▶ [Request]:
Read through the entries below and return each line with the word "true".

— Start of Given data —

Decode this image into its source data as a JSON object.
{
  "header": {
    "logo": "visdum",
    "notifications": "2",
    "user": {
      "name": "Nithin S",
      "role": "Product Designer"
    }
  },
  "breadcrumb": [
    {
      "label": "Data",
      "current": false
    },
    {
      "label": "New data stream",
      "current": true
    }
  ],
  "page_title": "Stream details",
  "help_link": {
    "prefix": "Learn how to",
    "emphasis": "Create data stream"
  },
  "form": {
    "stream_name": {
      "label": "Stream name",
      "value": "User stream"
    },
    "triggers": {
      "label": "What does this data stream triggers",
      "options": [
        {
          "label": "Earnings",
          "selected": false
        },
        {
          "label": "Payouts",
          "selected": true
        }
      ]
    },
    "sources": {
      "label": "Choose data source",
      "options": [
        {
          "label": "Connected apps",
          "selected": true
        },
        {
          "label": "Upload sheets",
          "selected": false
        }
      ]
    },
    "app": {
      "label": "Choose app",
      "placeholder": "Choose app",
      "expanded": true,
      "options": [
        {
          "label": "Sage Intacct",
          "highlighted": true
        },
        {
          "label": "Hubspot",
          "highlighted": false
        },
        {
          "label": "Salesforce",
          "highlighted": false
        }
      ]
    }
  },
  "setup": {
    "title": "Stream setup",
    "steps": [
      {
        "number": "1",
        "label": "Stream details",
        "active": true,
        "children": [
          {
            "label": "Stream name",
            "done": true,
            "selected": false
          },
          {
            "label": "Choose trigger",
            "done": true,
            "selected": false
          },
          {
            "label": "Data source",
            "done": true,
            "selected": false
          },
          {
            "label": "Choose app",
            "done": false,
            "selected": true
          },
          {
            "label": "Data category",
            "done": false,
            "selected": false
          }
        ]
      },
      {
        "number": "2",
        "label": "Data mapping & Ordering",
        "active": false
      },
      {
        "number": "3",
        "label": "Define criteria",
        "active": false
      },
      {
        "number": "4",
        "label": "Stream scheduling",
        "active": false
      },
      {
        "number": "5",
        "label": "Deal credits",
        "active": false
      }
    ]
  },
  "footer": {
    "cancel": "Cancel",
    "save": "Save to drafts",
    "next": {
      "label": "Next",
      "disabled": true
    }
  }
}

— End of Given data —

▶ [Result for this exercise]:
      "current": true
          "selected": true
          "selected": true
      "expanded": true,
          "highlighted": true
        "active": true,
            "done": true,
            "done": true,
            "done": true,
            "selected": true
      "disabled": true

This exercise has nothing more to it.